**TASK:**
Please repeat all of the listing exactly.

**GIVEN RECORDS:**

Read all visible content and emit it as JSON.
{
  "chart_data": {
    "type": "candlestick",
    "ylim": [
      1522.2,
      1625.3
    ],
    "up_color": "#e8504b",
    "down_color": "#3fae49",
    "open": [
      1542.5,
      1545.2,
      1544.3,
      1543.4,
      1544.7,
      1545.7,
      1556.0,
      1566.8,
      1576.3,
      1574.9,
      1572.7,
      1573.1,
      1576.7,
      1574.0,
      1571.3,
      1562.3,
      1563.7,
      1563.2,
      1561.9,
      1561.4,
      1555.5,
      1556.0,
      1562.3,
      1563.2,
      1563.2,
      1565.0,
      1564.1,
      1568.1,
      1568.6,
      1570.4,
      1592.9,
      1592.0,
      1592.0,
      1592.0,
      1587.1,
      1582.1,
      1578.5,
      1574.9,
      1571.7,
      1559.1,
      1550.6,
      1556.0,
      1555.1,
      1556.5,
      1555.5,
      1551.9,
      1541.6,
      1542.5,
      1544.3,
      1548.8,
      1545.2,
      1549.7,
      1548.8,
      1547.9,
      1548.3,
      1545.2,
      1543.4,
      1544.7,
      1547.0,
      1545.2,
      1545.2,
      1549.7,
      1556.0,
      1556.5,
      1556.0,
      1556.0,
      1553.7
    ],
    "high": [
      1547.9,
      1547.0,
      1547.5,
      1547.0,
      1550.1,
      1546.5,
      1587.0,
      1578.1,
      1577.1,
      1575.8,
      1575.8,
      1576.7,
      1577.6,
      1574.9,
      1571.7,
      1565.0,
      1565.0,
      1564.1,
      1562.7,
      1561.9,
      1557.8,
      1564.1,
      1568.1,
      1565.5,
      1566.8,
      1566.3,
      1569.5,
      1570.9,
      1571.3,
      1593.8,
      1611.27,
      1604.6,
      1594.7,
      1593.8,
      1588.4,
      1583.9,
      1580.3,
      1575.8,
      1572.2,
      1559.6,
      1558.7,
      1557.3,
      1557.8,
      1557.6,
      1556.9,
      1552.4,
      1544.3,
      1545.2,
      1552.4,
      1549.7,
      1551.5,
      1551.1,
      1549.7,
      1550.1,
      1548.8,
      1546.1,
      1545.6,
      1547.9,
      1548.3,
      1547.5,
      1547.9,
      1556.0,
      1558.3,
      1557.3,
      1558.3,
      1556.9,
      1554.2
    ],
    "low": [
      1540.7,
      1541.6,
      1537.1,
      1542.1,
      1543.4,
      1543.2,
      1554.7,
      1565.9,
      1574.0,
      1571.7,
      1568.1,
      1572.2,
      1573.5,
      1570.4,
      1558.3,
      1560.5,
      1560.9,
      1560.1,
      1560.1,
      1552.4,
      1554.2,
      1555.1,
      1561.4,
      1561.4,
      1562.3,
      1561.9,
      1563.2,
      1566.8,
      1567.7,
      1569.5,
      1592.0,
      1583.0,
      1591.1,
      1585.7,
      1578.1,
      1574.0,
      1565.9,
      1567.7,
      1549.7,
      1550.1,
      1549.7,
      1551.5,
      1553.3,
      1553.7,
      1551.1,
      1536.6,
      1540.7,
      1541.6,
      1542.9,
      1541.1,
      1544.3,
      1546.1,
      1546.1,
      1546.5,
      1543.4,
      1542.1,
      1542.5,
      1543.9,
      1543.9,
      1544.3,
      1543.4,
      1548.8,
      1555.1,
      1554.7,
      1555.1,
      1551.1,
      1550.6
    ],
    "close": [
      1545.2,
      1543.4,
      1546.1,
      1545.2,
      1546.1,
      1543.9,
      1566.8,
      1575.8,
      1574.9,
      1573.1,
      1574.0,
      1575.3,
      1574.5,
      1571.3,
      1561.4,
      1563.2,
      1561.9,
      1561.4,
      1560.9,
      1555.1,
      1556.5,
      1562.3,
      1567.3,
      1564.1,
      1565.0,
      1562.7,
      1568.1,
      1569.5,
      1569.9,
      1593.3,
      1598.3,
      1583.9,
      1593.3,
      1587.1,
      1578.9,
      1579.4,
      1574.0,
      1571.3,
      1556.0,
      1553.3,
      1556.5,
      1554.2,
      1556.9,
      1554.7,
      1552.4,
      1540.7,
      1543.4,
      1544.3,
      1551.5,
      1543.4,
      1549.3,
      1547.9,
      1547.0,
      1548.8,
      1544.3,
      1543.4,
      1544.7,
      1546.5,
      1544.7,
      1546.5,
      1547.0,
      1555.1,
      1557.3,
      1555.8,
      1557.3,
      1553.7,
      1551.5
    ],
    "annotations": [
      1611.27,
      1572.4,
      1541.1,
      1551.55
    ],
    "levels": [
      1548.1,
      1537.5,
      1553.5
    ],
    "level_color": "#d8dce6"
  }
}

**WRITTEN RESPONSE:**
Read all visible content and emit it as JSON.
{
  "chart_data": {
    "type": "candlestick",
    "ylim": [
      1522.2,
      1625.3
    ],
    "up_color": "#e8504b",
    "down_color": "#3fae49",
    "open": [
      1542.5,
      1545.2,
      1544.3,
      1543.4,
      1544.7,
      1545.7,
      1556.0,
      1566.8,
      1576.3,
      1574.9,
      1572.7,
      1573.1,
      1576.7,
      1574.0,
      1571.3,
      1562.3,
      1563.7,
      1563.2,
      1561.9,
      1561.4,
      1555.5,
      1556.0,
      1562.3,
      1563.2,
      1563.2,
      1565.0,
      1564.1,
      1568.1,
      1568.6,
      1570.4,
      1592.9,
      1592.0,
      1592.0,
      1592.0,
      1587.1,
      1582.1,
      1578.5,
      1574.9,
      1571.7,
      1559.1,
      1550.6,
      1556.0,
      1555.1,
      1556.5,
      1555.5,
      1551.9,
      1541.6,
      1542.5,
      1544.3,
      1548.8,
      1545.2,
      1549.7,
      1548.8,
      1547.9,
      1548.3,
      1545.2,
      1543.4,
      1544.7,
      1547.0,
      1545.2,
      1545.2,
      1549.7,
      1556.0,
      1556.5,
      1556.0,
      1556.0,
      1553.7
    ],
    "high": [
      1547.9,
      1547.0,
      1547.5,
      1547.0,
      1550.1,
      1546.5,
      1587.0,
      1578.1,
      1577.1,
      1575.8,
      1575.8,
      1576.7,
      1577.6,
      1574.9,
      1571.7,
      1565.0,
      1565.0,
      1564.1,
      1562.7,
      1561.9,
      1557.8,
      1564.1,
      1568.1,
      1565.5,
      1566.8,
      1566.3,
      1569.5,
      1570.9,
      1571.3,
      1593.8,
      1611.27,
      1604.6,
      1594.7,
      1593.8,
      1588.4,
      1583.9,
      1580.3,
      1575.8,
      1572.2,
      1559.6,
      1558.7,
      1557.3,
      1557.8,
      1557.6,
      1556.9,
      1552.4,
      1544.3,
      1545.2,
      1552.4,
      1549.7,
      1551.5,
      1551.1,
      1549.7,
      1550.1,
      1548.8,
      1546.1,
      1545.6,
      1547.9,
      1548.3,
      1547.5,
      1547.9,
      1556.0,
      1558.3,
      1557.3,
      1558.3,
      1556.9,
      1554.2
    ],
    "low": [
      1540.7,
      1541.6,
      1537.1,
      1542.1,
      1543.4,
      1543.2,
      1554.7,
      1565.9,
      1574.0,
      1571.7,
      1568.1,
      1572.2,
      1573.5,
      1570.4,
      1558.3,
      1560.5,
      1560.9,
      1560.1,
      1560.1,
      1552.4,
      1554.2,
      1555.1,
      1561.4,
      1561.4,
      1562.3,
      1561.9,
      1563.2,
      1566.8,
      1567.7,
      1569.5,
      1592.0,
      1583.0,
      1591.1,
      1585.7,
      1578.1,
      1574.0,
      1565.9,
      1567.7,
      1549.7,
      1550.1,
      1549.7,
      1551.5,
      1553.3,
      1553.7,
      1551.1,
      1536.6,
      1540.7,
      1541.6,
      1542.9,
      1541.1,
      1544.3,
      1546.1,
      1546.1,
      1546.5,
      1543.4,
      1542.1,
      1542.5,
      1543.9,
      1543.9,
      1544.3,
      1543.4,
      1548.8,
      1555.1,
      1554.7,
      1555.1,
      1551.1,
      1550.6
    ],
    "close": [
      1545.2,
      1543.4,
      1546.1,
      1545.2,
      1546.1,
      1543.9,
      1566.8,
      1575.8,
      1574.9,
      1573.1,
      1574.0,
      1575.3,
      1574.5,
      1571.3,
      1561.4,
      1563.2,
      1561.9,
      1561.4,
      1560.9,
      1555.1,
      1556.5,
      1562.3,
      1567.3,
      1564.1,
      1565.0,
      1562.7,
      1568.1,
      1569.5,
      1569.9,
      1593.3,
      1598.3,
      1583.9,
      1593.3,
      1587.1,
      1578.9,
      1579.4,
      1574.0,
      1571.3,
      1556.0,
      1553.3,
      1556.5,
      1554.2,
      1556.9,
      1554.7,
      1552.4,
      1540.7,
      1543.4,
      1544.3,
      1551.5,
      1543.4,
      1549.3,
      1547.9,
      1547.0,
      1548.8,
      1544.3,
      1543.4,
      1544.7,
      1546.5,
      1544.7,
      1546.5,
      1547.0,
      1555.1,
      1557.3,
      1555.8,
      1557.3,
      1553.7,
      1551.5
    ],
    "annotations": [
      1611.27,
      1572.4,
      1541.1,
      1551.55
    ],
    "levels": [
      1548.1,
      1537.5,
      1553.5
    ],
    "level_color": "#d8dce6"
  }
}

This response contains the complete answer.